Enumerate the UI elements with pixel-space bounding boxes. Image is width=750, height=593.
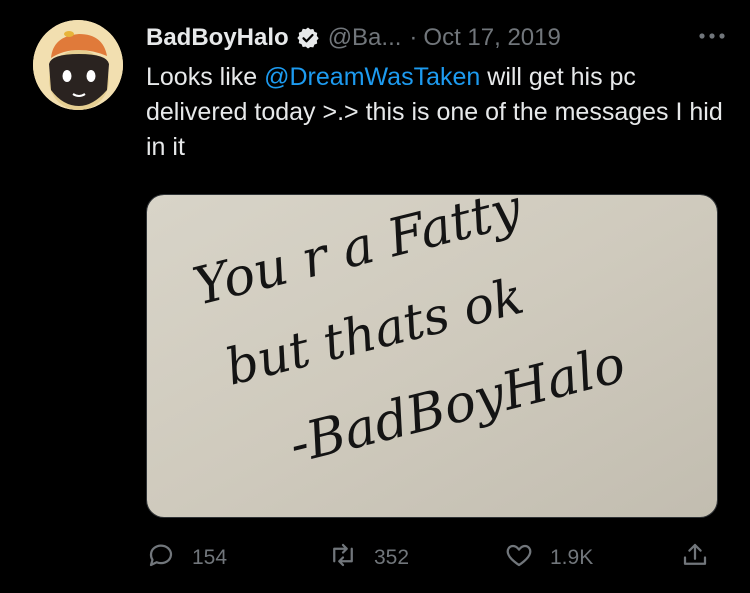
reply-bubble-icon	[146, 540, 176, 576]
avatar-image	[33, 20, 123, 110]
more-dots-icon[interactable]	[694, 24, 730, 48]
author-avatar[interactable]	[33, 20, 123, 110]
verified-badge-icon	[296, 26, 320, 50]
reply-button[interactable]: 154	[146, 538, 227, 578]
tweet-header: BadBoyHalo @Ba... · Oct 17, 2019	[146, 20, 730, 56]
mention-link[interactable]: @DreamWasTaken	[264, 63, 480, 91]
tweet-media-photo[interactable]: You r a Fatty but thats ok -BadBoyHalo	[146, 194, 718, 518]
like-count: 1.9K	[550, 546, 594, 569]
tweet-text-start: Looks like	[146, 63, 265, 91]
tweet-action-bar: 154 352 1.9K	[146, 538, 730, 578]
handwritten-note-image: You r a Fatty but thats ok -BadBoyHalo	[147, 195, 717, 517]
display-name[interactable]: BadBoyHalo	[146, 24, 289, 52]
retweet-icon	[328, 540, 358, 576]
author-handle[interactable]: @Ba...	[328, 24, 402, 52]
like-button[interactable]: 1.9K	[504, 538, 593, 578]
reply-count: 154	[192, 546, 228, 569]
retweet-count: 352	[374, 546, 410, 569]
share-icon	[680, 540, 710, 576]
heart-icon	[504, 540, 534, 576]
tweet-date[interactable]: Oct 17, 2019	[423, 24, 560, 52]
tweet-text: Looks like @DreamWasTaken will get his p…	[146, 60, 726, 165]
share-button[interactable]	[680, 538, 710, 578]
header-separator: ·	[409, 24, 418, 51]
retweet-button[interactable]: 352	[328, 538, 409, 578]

========================

Copy out, word for word, every line from the one containing "540, 176, 576]" down to the final line of the items, both included.

reply-bubble-icon	[146, 540, 176, 576]
avatar-image	[33, 20, 123, 110]
more-dots-icon[interactable]	[694, 24, 730, 48]
author-avatar[interactable]	[33, 20, 123, 110]
verified-badge-icon	[296, 26, 320, 50]
reply-button[interactable]: 154	[146, 538, 227, 578]
tweet-header: BadBoyHalo @Ba... · Oct 17, 2019	[146, 20, 730, 56]
mention-link[interactable]: @DreamWasTaken	[264, 63, 480, 91]
tweet-media-photo[interactable]: You r a Fatty but thats ok -BadBoyHalo	[146, 194, 718, 518]
like-count: 1.9K	[550, 546, 594, 569]
tweet-text-start: Looks like	[146, 63, 265, 91]
tweet-action-bar: 154 352 1.9K	[146, 538, 730, 578]
handwritten-note-image: You r a Fatty but thats ok -BadBoyHalo	[147, 195, 717, 517]
display-name[interactable]: BadBoyHalo	[146, 24, 289, 52]
retweet-icon	[328, 540, 358, 576]
author-handle[interactable]: @Ba...	[328, 24, 402, 52]
like-button[interactable]: 1.9K	[504, 538, 593, 578]
reply-count: 154	[192, 546, 228, 569]
retweet-count: 352	[374, 546, 410, 569]
share-icon	[680, 540, 710, 576]
heart-icon	[504, 540, 534, 576]
tweet-date[interactable]: Oct 17, 2019	[423, 24, 560, 52]
tweet-text: Looks like @DreamWasTaken will get his p…	[146, 60, 726, 165]
share-button[interactable]	[680, 538, 710, 578]
header-separator: ·	[409, 24, 418, 51]
retweet-button[interactable]: 352	[328, 538, 409, 578]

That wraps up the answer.